● Page text
— Begin —

We’re often asked what we miss about living in the U.S. Other than family and friends, our most common answers involve food. Sometimes it’s a very specific meal from a very specific restaurant, like a slice of Sicilian pizza from Gino’s in Williston Park (my hometown), or the crab cakes at Legal Seafood. At other times, it’s a more general nostalgia for breakfast cereals or unlimited soft drink refills.

The Amsterdam food scene is diverse and vibrant, and always seems to be getting better. We’ve found good Indian restaurants, great Italian, we’ve been introduced to Indonesian…in short, we eat pretty well in Amsterdam. One notable exception is Mexican. Now, I should admit up front that we’ve never actually been to Mexico. We have, however, eaten at restaurants owned by Mexicans, where we were at least led to believe that we had eaten and enjoyed “authentic” Mexican food. We’re also smart enough to recognize that American chain restaurants like On the Border or Chili’s may fit an occasional need, but should not, under any circumstances, be mistaken for Mexican food.

So we don’t have many Mexican options in Amsterdam (although we seem to be drowning in tapas places). One well-known and well-reviewed Mexican restaurant has gotten our business twice, but the service was so bad and the attitude of the staff so off-putting that I don’t want to go back, no matter how good the enchiladas were. And then a friend-in-the-know, a displaced New Yorker who has some expertise in the field of tacos, suggested we check out Mexico Boulevard.

— End —

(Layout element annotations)
— Begin —

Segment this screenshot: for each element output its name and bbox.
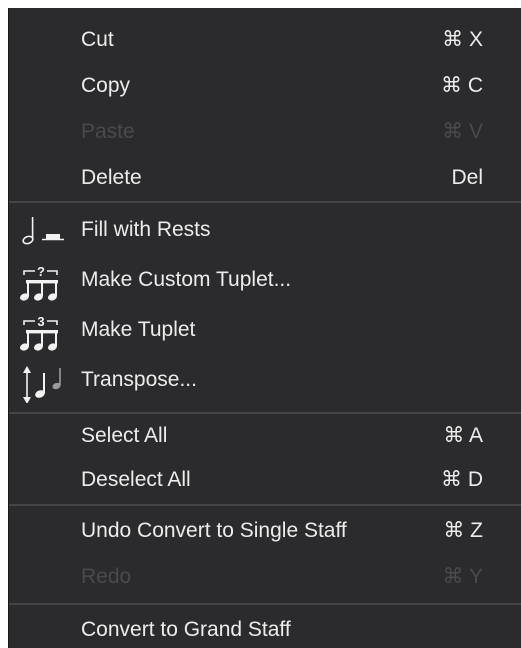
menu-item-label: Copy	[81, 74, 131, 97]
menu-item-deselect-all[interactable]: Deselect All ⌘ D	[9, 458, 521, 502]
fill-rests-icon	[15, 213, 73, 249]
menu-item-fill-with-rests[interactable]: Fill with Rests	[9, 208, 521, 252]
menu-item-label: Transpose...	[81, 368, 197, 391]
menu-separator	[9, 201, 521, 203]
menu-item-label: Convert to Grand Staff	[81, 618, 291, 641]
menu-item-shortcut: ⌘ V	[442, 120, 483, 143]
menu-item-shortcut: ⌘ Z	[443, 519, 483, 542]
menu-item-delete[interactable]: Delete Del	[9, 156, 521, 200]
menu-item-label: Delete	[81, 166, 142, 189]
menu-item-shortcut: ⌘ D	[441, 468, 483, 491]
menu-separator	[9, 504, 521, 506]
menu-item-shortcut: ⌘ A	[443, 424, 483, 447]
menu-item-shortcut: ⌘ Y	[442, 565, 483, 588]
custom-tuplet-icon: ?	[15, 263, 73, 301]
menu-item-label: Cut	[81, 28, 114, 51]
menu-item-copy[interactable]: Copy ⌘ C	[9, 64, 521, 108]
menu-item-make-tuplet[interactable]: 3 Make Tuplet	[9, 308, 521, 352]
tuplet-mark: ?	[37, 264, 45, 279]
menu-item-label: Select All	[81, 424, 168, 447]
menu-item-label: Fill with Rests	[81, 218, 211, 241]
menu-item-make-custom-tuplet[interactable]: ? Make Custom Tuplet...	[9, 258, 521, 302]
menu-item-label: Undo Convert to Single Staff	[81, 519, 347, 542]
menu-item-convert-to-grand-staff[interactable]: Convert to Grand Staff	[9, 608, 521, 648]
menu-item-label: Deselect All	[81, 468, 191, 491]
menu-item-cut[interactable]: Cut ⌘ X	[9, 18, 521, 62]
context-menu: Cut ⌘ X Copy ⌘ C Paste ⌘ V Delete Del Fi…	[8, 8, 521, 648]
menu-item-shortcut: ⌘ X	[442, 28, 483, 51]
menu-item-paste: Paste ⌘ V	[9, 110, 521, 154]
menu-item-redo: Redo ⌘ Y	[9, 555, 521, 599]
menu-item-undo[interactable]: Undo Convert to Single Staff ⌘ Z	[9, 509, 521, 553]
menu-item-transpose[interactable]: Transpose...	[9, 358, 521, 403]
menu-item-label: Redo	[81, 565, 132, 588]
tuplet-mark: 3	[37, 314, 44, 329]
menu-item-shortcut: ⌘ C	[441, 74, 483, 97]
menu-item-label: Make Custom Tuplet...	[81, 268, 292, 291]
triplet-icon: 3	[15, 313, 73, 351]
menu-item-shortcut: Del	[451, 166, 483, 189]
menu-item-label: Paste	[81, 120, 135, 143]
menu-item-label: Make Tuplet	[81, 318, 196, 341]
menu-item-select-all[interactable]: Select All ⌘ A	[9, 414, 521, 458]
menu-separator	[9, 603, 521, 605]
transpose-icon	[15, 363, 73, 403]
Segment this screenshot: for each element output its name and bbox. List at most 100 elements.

— End —
— Begin —

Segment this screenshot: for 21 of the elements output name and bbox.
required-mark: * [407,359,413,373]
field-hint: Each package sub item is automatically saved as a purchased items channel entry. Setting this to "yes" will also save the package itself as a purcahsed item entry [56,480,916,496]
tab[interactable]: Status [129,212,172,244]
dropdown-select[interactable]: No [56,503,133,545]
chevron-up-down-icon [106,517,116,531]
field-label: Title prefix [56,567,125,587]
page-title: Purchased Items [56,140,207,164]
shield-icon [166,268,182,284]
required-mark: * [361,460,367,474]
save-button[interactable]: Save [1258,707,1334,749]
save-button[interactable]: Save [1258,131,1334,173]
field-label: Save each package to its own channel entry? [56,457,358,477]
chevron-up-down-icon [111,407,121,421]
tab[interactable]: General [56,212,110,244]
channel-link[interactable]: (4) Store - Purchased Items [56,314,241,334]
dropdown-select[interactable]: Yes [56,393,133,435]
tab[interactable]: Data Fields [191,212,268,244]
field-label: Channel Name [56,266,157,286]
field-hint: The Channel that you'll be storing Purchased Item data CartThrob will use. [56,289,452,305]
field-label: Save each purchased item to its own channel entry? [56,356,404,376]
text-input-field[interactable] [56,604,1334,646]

— End —

● To be done
[1] According to the post about food in Amsterdam, why does the writer not want to return to the well-known Mexican restaurant?
[2] Do these statements agree with the post about food in Amsterdam? (a) The writers have visited Mexico. (b) Williston Park is the writer's hometown. (c) Tapas places are hard to find in Amsterdam.

● Answers by task
[1] The service was so bad and the staff's attitude so off-putting that the writer doesn't want to go back, however good the enchiladas were.

[2]
(a) No: "we’ve never actually been to Mexico."
(b) Yes: "Gino’s in Williston Park (my hometown)."
(c) No: "we seem to be drowning in tapas places."